Filter this data down to the lines that hold "kãlai", and copy them.
Start of Data for the task
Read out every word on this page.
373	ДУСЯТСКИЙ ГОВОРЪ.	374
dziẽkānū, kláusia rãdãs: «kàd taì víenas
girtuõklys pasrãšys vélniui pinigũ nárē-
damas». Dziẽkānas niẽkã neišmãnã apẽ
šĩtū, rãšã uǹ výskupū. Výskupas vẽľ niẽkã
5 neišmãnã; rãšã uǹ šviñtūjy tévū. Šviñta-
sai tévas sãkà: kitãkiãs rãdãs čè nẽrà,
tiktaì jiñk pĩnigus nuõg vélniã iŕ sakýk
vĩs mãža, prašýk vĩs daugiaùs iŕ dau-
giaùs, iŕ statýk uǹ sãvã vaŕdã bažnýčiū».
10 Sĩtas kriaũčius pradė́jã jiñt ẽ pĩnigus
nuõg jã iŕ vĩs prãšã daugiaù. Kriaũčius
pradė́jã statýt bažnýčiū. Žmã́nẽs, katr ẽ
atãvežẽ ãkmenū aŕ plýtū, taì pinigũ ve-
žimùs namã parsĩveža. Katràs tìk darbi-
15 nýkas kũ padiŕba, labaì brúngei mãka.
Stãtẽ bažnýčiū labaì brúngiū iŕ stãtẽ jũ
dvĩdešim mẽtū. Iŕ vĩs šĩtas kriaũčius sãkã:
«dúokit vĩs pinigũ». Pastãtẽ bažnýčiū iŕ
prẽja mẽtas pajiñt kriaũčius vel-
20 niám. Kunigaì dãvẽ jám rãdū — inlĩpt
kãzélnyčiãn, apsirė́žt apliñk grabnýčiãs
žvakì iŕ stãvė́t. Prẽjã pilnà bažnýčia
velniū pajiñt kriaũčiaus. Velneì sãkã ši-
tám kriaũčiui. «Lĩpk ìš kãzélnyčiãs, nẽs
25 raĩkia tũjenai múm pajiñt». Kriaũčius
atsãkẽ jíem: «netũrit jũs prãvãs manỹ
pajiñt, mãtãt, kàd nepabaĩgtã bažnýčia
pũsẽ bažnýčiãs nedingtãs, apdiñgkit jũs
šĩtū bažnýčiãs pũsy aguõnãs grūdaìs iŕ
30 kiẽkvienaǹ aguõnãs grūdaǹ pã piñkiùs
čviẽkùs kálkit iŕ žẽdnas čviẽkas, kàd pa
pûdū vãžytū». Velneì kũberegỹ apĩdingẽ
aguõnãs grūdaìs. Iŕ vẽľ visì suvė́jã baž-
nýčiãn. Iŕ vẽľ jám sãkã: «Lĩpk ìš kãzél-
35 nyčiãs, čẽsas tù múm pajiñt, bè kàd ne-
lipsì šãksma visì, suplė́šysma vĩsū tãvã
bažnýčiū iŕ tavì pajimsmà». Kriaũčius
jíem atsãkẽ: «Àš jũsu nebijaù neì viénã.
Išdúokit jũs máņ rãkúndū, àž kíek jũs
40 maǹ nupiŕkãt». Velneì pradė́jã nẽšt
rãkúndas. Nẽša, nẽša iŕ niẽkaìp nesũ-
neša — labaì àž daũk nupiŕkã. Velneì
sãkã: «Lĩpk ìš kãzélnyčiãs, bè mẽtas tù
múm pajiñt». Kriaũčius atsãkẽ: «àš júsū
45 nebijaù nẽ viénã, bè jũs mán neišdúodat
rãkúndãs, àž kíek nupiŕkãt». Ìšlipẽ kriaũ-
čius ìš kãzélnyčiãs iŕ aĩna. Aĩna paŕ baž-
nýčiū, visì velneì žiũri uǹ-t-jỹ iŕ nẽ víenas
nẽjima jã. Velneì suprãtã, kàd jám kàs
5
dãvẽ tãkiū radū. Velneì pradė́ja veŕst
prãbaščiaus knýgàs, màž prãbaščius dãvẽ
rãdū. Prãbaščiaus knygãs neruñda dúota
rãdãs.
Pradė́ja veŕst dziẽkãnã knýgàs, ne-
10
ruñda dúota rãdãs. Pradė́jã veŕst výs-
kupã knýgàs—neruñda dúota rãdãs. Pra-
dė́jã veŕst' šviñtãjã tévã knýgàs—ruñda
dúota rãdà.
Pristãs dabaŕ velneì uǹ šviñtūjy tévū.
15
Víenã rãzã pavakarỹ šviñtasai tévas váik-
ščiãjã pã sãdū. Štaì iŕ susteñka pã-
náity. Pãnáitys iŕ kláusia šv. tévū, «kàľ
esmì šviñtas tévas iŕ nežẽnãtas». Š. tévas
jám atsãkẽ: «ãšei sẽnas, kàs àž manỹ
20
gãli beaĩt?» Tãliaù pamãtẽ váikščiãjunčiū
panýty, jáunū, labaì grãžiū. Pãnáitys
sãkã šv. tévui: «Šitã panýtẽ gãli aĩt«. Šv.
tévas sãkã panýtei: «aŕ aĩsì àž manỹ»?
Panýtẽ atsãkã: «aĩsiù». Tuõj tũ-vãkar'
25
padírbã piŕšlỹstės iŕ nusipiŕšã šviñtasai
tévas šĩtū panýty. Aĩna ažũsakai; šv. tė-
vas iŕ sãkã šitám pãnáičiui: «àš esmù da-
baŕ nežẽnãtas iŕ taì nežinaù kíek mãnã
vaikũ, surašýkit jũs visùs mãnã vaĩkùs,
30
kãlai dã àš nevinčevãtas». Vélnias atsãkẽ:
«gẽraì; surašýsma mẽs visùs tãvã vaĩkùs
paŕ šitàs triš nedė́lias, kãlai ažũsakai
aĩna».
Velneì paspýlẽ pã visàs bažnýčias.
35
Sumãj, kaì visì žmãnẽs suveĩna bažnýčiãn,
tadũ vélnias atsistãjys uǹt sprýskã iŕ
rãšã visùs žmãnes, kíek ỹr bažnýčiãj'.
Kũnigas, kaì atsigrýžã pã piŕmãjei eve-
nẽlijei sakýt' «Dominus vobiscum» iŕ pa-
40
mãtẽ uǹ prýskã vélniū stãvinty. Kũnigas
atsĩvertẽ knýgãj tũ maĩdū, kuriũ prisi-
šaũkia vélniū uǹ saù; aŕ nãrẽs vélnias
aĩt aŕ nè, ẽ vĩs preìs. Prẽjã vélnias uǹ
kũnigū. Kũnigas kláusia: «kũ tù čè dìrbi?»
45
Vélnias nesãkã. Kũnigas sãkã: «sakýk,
End of Data for the task
» Output of the task:
kãlai dã àš nevinčevãtas». Vélnias atsãkẽ:
paŕ šitàs triš nedė́lias, kãlai ažũsakai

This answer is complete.